Your task -> Write out the entries below word for word, omitting the pictures.

Extracted entries ->
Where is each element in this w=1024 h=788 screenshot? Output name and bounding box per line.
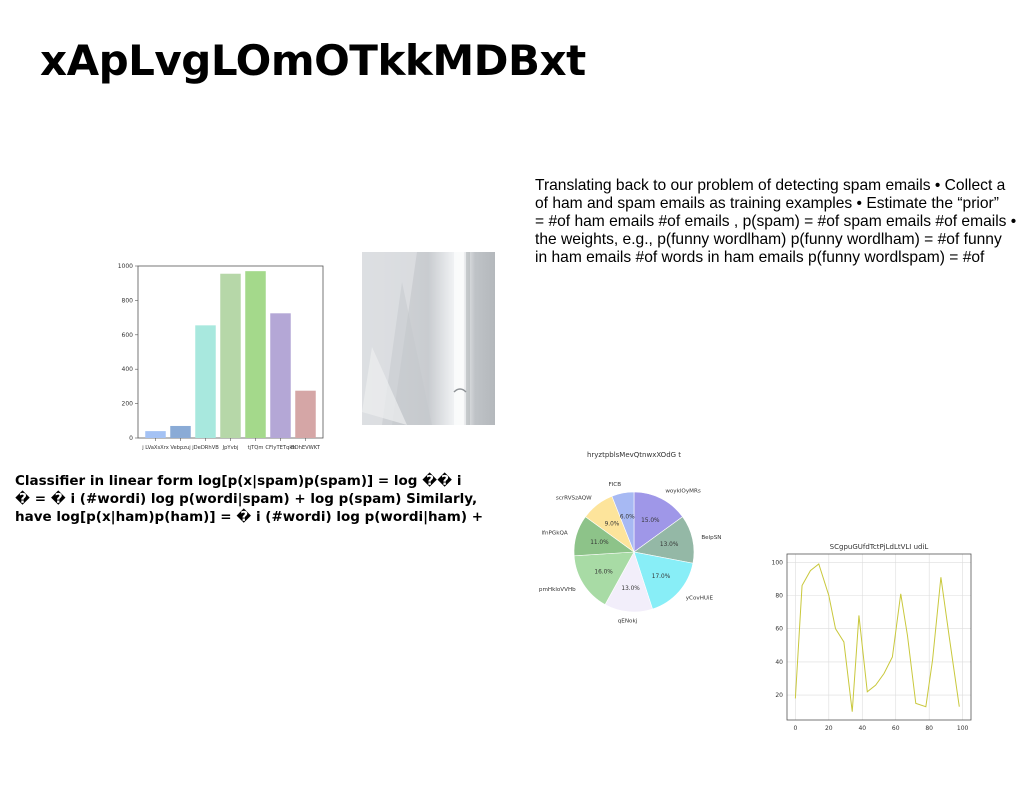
slice-name-label: BelpSN <box>701 535 721 541</box>
pie-slice <box>633 551 694 610</box>
x-tick-label: CFlyTETqkh <box>265 445 295 451</box>
pie-slice <box>633 491 683 553</box>
slice-value-label: 16.0% <box>594 569 613 575</box>
x-tick-label: tjTQm <box>248 445 264 451</box>
y-tick-label: 400 <box>122 366 134 373</box>
paragraph-line: in ham emails #of words in ham emails p(… <box>535 249 985 266</box>
x-tick-label: 20 <box>825 725 833 732</box>
pie-slice <box>611 491 635 553</box>
classifier-text: Classifier in linear form log[p(x|spam)p… <box>15 472 515 526</box>
slice-name-label: woyklOyMRs <box>665 489 701 495</box>
pie-slice <box>573 551 635 605</box>
paragraph-line: of ham and spam emails as training examp… <box>535 195 999 212</box>
x-tick-label: 100 <box>957 725 969 732</box>
slice-value-label: 15.0% <box>641 518 660 524</box>
bar <box>295 390 316 438</box>
y-tick-label: 100 <box>772 559 784 566</box>
slice-value-label: 17.0% <box>652 574 671 580</box>
y-tick-label: 1000 <box>118 263 133 270</box>
x-tick-label: Vebpzuj <box>170 445 190 451</box>
slice-name-label: qENokj <box>618 619 638 625</box>
slice-name-label: FICB <box>608 482 621 488</box>
x-tick-label: jDeDRhVB <box>191 445 219 451</box>
x-tick-label: 40 <box>858 725 866 732</box>
slice-name-label: lfnPGkQA <box>541 531 567 537</box>
bar-chart: 0 200 400 600 800 1000 j LVaXsXrx Vebpzuj jDeDRh… <box>118 263 324 451</box>
x-tick-label: 60 <box>892 725 900 732</box>
x-tick-label: 80 <box>925 725 933 732</box>
y-tick-label: 60 <box>775 626 783 633</box>
slice-value-label: 13.0% <box>621 586 640 592</box>
slice-value-label: 13.0% <box>660 542 679 548</box>
y-tick-label: 20 <box>775 692 783 699</box>
bar <box>220 273 241 438</box>
bar <box>170 425 191 438</box>
slice-value-label: 6.0% <box>620 515 635 521</box>
y-tick-label: 80 <box>775 593 783 600</box>
slice-value-label: 9.0% <box>605 522 620 528</box>
bar <box>270 313 291 438</box>
slice-name-label: yCovHUiE <box>686 596 714 602</box>
pie-chart: hryztpblsMevQtnwxXOdG t 15.0% woyklOyMRs 13… <box>539 451 722 625</box>
line-chart: SCgpuGUfdTctPjLdLtVLI udiL 0 20 40 60 80 100 20… <box>772 543 972 732</box>
paragraph-line: = #of ham emails #of emails , p(spam) = … <box>535 213 1017 230</box>
y-tick-label: 800 <box>122 297 134 304</box>
x-tick-label: 0 <box>793 725 797 732</box>
slide-title: xApLvgLOmOTkkMDBxt <box>40 36 586 85</box>
chart-title: hryztpblsMevQtnwxXOdG t <box>587 451 681 459</box>
classifier-line: � = � i (#wordi) log p(wordi|spam) + log… <box>15 491 478 507</box>
slice-value-label: 11.0% <box>590 540 609 546</box>
classifier-line: Classifier in linear form log[p(x|spam)p… <box>15 473 462 489</box>
bar <box>245 271 266 438</box>
y-tick-label: 40 <box>775 659 783 666</box>
classifier-line: have log[p(x|ham)p(ham)] = � i (#wordi) … <box>15 509 484 525</box>
x-tick-label: JpYvbj <box>222 445 239 451</box>
chart-title: SCgpuGUfdTctPjLdLtVLI udiL <box>830 543 929 551</box>
paragraph-line: the weights, e.g., p(funny wordlham) p(f… <box>535 231 1002 248</box>
slice-name-label: scrRVSzAQW <box>556 495 592 501</box>
abstract-photo <box>362 252 495 425</box>
paragraph-line: Translating back to our problem of detec… <box>535 177 1006 194</box>
slide-paragraph: Translating back to our problem of detec… <box>535 177 1024 269</box>
y-tick-label: 0 <box>129 435 133 442</box>
series-line <box>794 563 960 712</box>
bar <box>145 431 166 438</box>
x-tick-label: j LVaXsXrx <box>141 445 169 451</box>
x-tick-label: BDhEVWKT <box>291 445 321 451</box>
y-tick-label: 200 <box>122 401 134 408</box>
bar <box>195 325 216 438</box>
y-tick-label: 600 <box>122 332 134 339</box>
slice-name-label: pmHkloVVHb <box>539 587 576 593</box>
plot-frame <box>786 553 972 721</box>
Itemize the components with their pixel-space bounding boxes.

Worked answer ->
Where is each element in this w=1024 h=788 screenshot? Output name and bounding box per line.
slice-name-label: BelpSN <box>701 535 721 541</box>
pie-slice <box>633 551 694 610</box>
x-tick-label: CFlyTETqkh <box>265 445 295 451</box>
pie-slice <box>633 491 683 553</box>
slice-value-label: 16.0% <box>594 569 613 575</box>
x-tick-label: tjTQm <box>248 445 264 451</box>
y-tick-label: 400 <box>122 366 134 373</box>
paragraph-line: in ham emails #of words in ham emails p(… <box>535 249 985 266</box>
x-tick-label: 20 <box>825 725 833 732</box>
pie-slice <box>611 491 635 553</box>
classifier-text: Classifier in linear form log[p(x|spam)p… <box>15 472 515 526</box>
slice-name-label: woyklOyMRs <box>665 489 701 495</box>
pie-slice <box>573 551 635 605</box>
paragraph-line: of ham and spam emails as training examp… <box>535 195 999 212</box>
x-tick-label: 100 <box>957 725 969 732</box>
slice-value-label: 15.0% <box>641 518 660 524</box>
bar <box>295 390 316 438</box>
y-tick-label: 100 <box>772 559 784 566</box>
slice-value-label: 17.0% <box>652 574 671 580</box>
y-tick-label: 1000 <box>118 263 133 270</box>
x-tick-label: Vebpzuj <box>170 445 190 451</box>
slice-name-label: qENokj <box>618 619 638 625</box>
slice-name-label: FICB <box>608 482 621 488</box>
x-tick-label: jDeDRhVB <box>191 445 219 451</box>
x-tick-label: 40 <box>858 725 866 732</box>
slice-name-label: lfnPGkQA <box>541 531 567 537</box>
bar-chart: 0 200 400 600 800 1000 j LVaXsXrx Vebpzuj jDeDRh… <box>118 263 324 451</box>
x-tick-label: 60 <box>892 725 900 732</box>
x-tick-label: 80 <box>925 725 933 732</box>
y-tick-label: 60 <box>775 626 783 633</box>
slice-value-label: 13.0% <box>621 586 640 592</box>
slice-value-label: 13.0% <box>660 542 679 548</box>
y-tick-label: 20 <box>775 692 783 699</box>
bar <box>220 273 241 438</box>
bar <box>170 425 191 438</box>
slice-value-label: 6.0% <box>620 515 635 521</box>
y-tick-label: 80 <box>775 593 783 600</box>
slice-value-label: 9.0% <box>605 522 620 528</box>
bar <box>270 313 291 438</box>
slice-name-label: yCovHUiE <box>686 596 714 602</box>
pie-chart: hryztpblsMevQtnwxXOdG t 15.0% woyklOyMRs 13… <box>539 451 722 625</box>
line-chart: SCgpuGUfdTctPjLdLtVLI udiL 0 20 40 60 80 100 20… <box>772 543 972 732</box>
paragraph-line: = #of ham emails #of emails , p(spam) = … <box>535 213 1017 230</box>
y-tick-label: 800 <box>122 297 134 304</box>
x-tick-label: 0 <box>793 725 797 732</box>
slide-title: xApLvgLOmOTkkMDBxt <box>40 36 586 85</box>
chart-title: hryztpblsMevQtnwxXOdG t <box>587 451 681 459</box>
classifier-line: � = � i (#wordi) log p(wordi|spam) + log… <box>15 491 478 507</box>
slice-value-label: 11.0% <box>590 540 609 546</box>
classifier-line: Classifier in linear form log[p(x|spam)p… <box>15 473 462 489</box>
bar <box>245 271 266 438</box>
y-tick-label: 40 <box>775 659 783 666</box>
classifier-line: have log[p(x|ham)p(ham)] = � i (#wordi) … <box>15 509 484 525</box>
x-tick-label: JpYvbj <box>222 445 239 451</box>
chart-title: SCgpuGUfdTctPjLdLtVLI udiL <box>830 543 929 551</box>
paragraph-line: the weights, e.g., p(funny wordlham) p(f… <box>535 231 1002 248</box>
slice-name-label: scrRVSzAQW <box>556 495 592 501</box>
abstract-photo <box>362 252 495 425</box>
paragraph-line: Translating back to our problem of detec… <box>535 177 1006 194</box>
slide-paragraph: Translating back to our problem of detec… <box>535 177 1024 269</box>
y-tick-label: 0 <box>129 435 133 442</box>
series-line <box>794 563 960 712</box>
bar <box>145 431 166 438</box>
x-tick-label: j LVaXsXrx <box>141 445 169 451</box>
x-tick-label: BDhEVWKT <box>291 445 321 451</box>
y-tick-label: 200 <box>122 401 134 408</box>
bar <box>195 325 216 438</box>
y-tick-label: 600 <box>122 332 134 339</box>
slice-name-label: pmHkloVVHb <box>539 587 576 593</box>
plot-frame <box>786 553 972 721</box>
Itemize the components with their pixel-space bounding boxes.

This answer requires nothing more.